Given request →
Search the material for the string "time", then return every line where it is found.
— Start of Task data —
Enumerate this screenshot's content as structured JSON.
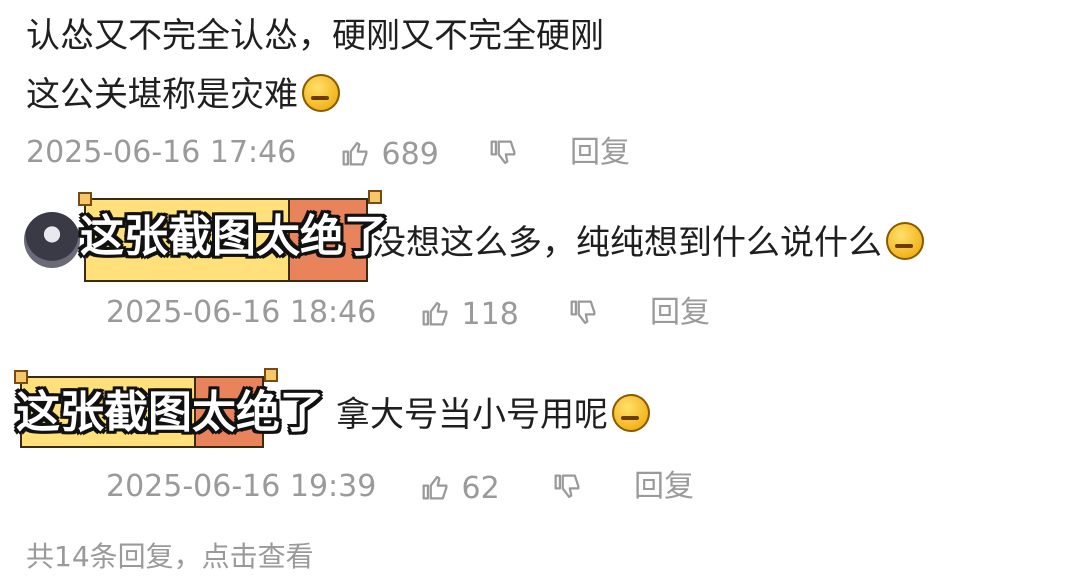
{
  "comment1": {
    "line1": "认怂又不完全认怂，硬刚又不完全硬刚",
    "line2": "这公关堪称是灾难",
    "emoji": "thinking-emoji",
    "time": "2025-06-16 17:46",
    "likes": "689",
    "reply": "回复"
  },
  "reply1": {
    "text_visible": "没想这么多，纯纯想到什么说什么",
    "emoji": "laughing-emoji",
    "time": "2025-06-16 18:46",
    "likes": "118",
    "reply": "回复"
  },
  "reply2": {
    "text_visible": "拿大号当小号用呢",
    "emoji": "laughing-emoji",
    "time": "2025-06-16 19:39",
    "likes": "62",
    "reply": "回复"
  },
  "caption": {
    "text": "这张截图太绝了"
  },
  "more_replies": "共14条回复，点击查看",
  "colors": {
    "highlight_yellow": "#ffe07a",
    "highlight_orange": "#e8835c",
    "meta_gray": "#9a9a9a"
  }
}
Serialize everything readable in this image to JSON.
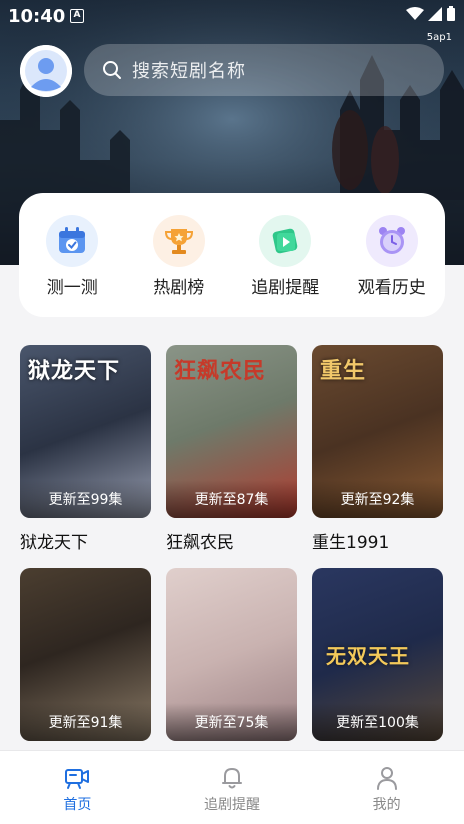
{
  "status_bar": {
    "time": "10:40",
    "notification_icon": "A",
    "carrier": "5ap1"
  },
  "header": {
    "search_placeholder": "搜索短剧名称"
  },
  "quick_actions": [
    {
      "label": "测一测",
      "icon": "calendar-check-icon"
    },
    {
      "label": "热剧榜",
      "icon": "trophy-icon"
    },
    {
      "label": "追剧提醒",
      "icon": "play-card-icon"
    },
    {
      "label": "观看历史",
      "icon": "clock-icon"
    }
  ],
  "dramas": [
    {
      "title": "狱龙天下",
      "poster_text": "狱龙天下",
      "update": "更新至99集",
      "colors": [
        "#3a4658",
        "#8a8fa0"
      ]
    },
    {
      "title": "狂飙农民",
      "poster_text": "狂飙农民",
      "update": "更新至87集",
      "colors": [
        "#6e7a6a",
        "#b23a2e"
      ]
    },
    {
      "title": "重生1991",
      "poster_text": "重生",
      "update": "更新至92集",
      "colors": [
        "#5a3f2c",
        "#8a5a32"
      ]
    },
    {
      "title": "",
      "poster_text": "",
      "update": "更新至91集",
      "colors": [
        "#3b3228",
        "#8a7a66"
      ]
    },
    {
      "title": "",
      "poster_text": "",
      "update": "更新至75集",
      "colors": [
        "#c9b2b0",
        "#9a7f82"
      ]
    },
    {
      "title": "",
      "poster_text": "无双天王",
      "update": "更新至100集",
      "colors": [
        "#1f2a4a",
        "#b58a3a"
      ]
    }
  ],
  "bottom_nav": [
    {
      "label": "首页",
      "icon": "home-camera-icon",
      "active": true
    },
    {
      "label": "追剧提醒",
      "icon": "bell-icon",
      "active": false
    },
    {
      "label": "我的",
      "icon": "person-icon",
      "active": false
    }
  ],
  "colors": {
    "accent": "#1f6fe0",
    "background": "#f4f4f6"
  }
}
— End of Task data —
Task response →
    "time": "2025-06-16 17:46",
    "time": "2025-06-16 18:46",
    "time": "2025-06-16 19:39",
    "time": "10:40",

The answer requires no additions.